- _Your goal_:
From the listing below, return each line that includes "Price".

[Figure collection entries]
..........

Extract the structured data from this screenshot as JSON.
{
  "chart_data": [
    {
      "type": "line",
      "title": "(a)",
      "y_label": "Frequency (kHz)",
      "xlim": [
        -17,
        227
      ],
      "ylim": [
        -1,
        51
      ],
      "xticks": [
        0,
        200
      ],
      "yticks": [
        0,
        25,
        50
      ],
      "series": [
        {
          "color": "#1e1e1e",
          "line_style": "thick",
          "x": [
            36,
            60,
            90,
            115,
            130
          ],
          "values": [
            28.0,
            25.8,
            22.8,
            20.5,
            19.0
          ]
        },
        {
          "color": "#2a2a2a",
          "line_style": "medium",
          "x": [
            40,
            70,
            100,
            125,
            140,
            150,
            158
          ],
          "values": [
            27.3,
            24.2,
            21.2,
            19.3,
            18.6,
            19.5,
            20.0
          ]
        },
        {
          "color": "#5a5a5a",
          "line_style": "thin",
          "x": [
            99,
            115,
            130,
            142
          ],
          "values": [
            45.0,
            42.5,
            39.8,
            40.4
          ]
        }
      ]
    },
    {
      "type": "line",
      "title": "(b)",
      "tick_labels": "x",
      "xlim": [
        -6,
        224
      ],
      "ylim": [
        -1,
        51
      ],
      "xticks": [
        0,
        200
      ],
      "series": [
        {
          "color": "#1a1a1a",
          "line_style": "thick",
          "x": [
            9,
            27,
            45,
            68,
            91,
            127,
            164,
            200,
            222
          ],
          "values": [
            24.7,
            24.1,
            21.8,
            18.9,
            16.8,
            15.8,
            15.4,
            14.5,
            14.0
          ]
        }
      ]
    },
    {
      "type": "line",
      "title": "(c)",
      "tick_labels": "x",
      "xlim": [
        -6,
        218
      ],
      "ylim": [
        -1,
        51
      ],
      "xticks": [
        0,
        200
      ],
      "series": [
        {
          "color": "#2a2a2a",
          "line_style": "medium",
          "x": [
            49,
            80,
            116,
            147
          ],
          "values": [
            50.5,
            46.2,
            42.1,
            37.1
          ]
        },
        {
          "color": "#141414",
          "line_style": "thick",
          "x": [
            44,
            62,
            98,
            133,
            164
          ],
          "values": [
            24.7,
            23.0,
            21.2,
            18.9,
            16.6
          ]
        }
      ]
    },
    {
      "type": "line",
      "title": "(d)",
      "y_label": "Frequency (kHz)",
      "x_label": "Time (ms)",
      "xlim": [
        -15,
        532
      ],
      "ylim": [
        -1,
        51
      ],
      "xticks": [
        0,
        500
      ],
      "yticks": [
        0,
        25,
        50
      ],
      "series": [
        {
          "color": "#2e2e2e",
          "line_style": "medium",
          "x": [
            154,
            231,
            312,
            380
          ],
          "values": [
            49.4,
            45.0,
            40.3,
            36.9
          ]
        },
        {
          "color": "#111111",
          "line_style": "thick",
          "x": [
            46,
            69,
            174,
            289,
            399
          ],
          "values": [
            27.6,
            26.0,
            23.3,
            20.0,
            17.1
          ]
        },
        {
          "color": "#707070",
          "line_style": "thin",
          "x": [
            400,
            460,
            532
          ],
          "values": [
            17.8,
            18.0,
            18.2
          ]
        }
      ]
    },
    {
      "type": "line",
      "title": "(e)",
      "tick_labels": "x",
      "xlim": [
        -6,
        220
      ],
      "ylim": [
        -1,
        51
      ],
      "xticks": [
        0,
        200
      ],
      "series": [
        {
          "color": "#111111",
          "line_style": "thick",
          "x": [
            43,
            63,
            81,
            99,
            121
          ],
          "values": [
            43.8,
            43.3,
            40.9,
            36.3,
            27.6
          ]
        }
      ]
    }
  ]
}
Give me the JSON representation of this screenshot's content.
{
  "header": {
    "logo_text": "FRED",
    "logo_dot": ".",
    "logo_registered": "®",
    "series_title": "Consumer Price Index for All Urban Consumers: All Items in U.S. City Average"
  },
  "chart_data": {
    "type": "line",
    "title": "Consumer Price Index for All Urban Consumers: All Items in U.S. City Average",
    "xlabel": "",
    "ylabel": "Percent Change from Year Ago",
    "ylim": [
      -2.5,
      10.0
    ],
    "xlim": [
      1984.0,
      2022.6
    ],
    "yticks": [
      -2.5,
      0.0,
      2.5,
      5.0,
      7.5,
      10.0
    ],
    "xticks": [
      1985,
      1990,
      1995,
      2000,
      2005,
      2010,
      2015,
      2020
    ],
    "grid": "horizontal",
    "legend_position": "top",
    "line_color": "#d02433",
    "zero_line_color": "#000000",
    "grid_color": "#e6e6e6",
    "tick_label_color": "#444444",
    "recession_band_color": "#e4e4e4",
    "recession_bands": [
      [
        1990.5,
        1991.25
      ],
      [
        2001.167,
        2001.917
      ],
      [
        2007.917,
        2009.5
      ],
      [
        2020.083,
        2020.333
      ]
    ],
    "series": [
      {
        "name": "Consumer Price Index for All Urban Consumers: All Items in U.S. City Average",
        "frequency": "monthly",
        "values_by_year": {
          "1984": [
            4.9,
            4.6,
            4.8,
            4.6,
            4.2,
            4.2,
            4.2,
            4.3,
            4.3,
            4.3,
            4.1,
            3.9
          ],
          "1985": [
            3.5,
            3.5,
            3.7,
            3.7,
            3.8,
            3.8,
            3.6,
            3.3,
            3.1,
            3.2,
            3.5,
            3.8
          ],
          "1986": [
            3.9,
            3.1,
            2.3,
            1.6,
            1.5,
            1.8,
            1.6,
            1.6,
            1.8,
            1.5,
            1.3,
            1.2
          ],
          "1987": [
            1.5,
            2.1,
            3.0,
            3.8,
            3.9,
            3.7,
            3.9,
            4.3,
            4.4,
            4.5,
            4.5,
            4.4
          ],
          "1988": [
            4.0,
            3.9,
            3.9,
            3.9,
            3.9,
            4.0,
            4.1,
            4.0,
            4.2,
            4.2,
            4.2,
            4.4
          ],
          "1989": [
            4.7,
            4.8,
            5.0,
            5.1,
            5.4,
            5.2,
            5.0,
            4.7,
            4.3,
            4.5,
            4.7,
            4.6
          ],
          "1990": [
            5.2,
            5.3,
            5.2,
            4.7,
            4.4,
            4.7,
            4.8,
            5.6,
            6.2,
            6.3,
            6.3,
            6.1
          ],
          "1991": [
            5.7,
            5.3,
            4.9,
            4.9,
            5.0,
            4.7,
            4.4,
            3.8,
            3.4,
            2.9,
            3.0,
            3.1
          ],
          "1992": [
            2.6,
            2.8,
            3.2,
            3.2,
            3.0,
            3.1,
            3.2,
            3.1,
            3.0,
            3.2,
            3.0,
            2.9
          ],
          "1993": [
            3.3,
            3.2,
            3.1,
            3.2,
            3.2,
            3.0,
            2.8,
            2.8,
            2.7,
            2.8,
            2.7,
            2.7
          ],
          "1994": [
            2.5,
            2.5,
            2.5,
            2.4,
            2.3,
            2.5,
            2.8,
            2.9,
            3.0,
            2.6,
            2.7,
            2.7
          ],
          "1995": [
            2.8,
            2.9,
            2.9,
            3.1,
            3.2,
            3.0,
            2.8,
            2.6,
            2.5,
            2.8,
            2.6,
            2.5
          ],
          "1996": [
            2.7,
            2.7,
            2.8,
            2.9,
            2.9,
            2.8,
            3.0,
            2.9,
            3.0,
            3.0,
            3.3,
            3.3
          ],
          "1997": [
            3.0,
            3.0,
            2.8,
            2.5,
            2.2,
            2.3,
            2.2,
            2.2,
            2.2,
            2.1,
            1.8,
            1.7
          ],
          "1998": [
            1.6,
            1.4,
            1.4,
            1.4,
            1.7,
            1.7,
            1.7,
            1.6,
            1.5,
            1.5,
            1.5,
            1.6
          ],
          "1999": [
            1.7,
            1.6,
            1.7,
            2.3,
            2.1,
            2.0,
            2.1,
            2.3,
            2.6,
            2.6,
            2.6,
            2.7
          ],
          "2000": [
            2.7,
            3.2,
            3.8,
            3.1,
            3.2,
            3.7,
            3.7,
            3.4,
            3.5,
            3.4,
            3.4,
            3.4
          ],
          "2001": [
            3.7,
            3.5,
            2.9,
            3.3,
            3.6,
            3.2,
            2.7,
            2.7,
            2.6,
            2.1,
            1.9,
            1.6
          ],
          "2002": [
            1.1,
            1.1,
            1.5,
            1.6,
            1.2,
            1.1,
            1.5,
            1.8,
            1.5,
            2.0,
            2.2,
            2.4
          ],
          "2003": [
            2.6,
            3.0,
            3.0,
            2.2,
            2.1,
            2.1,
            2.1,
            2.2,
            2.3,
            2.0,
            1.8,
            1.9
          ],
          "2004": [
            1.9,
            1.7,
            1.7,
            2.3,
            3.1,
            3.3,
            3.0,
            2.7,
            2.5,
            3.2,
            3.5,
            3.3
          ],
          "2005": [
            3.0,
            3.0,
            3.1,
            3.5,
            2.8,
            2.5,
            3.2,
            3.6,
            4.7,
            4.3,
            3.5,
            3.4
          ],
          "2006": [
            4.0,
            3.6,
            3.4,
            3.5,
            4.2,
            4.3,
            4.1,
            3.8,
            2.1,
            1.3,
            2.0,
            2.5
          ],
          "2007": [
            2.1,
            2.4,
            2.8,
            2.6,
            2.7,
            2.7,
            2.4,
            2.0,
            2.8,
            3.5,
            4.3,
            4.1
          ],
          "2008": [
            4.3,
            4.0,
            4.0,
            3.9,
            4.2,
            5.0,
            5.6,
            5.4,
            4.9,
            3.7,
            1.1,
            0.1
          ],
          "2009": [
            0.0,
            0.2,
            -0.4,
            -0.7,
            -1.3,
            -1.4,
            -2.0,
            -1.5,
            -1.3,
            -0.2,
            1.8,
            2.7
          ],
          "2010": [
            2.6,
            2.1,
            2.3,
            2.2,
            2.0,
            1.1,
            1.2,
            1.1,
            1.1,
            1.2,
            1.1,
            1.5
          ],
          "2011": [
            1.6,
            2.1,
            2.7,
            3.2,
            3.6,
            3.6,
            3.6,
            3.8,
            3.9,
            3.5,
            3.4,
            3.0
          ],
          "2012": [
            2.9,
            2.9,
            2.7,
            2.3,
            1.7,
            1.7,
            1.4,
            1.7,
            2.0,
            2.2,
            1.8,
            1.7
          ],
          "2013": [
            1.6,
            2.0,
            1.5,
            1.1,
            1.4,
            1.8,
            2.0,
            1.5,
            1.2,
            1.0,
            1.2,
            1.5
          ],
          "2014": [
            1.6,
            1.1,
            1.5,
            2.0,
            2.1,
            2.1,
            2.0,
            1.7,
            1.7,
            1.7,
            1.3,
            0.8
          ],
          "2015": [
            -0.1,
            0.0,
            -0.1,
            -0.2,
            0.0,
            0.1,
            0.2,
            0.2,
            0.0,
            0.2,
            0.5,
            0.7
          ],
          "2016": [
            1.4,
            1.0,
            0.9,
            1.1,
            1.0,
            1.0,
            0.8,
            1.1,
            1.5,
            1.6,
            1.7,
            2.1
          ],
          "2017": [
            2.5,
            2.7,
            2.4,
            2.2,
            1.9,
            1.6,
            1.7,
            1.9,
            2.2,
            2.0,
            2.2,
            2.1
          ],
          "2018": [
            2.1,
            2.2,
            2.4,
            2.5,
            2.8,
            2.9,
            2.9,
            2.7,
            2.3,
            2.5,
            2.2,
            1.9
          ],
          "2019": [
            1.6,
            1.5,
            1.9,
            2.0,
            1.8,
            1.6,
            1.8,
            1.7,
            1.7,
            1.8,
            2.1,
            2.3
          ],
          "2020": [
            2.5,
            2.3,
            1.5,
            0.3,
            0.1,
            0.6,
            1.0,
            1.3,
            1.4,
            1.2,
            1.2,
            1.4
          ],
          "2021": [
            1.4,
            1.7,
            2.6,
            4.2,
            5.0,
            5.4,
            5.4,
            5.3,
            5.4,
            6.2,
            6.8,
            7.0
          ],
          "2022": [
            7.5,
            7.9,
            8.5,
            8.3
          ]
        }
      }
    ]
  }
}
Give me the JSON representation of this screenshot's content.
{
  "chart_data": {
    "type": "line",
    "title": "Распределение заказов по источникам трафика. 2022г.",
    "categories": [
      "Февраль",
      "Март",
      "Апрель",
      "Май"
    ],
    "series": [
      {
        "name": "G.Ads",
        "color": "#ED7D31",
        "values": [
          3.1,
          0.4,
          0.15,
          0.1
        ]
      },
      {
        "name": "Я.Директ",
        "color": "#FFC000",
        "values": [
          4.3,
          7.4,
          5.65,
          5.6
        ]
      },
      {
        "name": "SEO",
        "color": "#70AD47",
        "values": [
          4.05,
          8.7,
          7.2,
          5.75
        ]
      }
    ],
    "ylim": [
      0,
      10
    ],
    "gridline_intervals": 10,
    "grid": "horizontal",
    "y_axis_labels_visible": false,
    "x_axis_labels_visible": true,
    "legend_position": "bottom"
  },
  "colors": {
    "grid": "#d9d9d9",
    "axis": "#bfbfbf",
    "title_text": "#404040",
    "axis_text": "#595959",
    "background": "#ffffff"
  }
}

..........

- _Exercise answer_:
    "series_title": "Consumer Price Index for All Urban Consumers: All Items in U.S. City Average"
    "title": "Consumer Price Index for All Urban Consumers: All Items in U.S. City Average",
        "name": "Consumer Price Index for All Urban Consumers: All Items in U.S. City Average",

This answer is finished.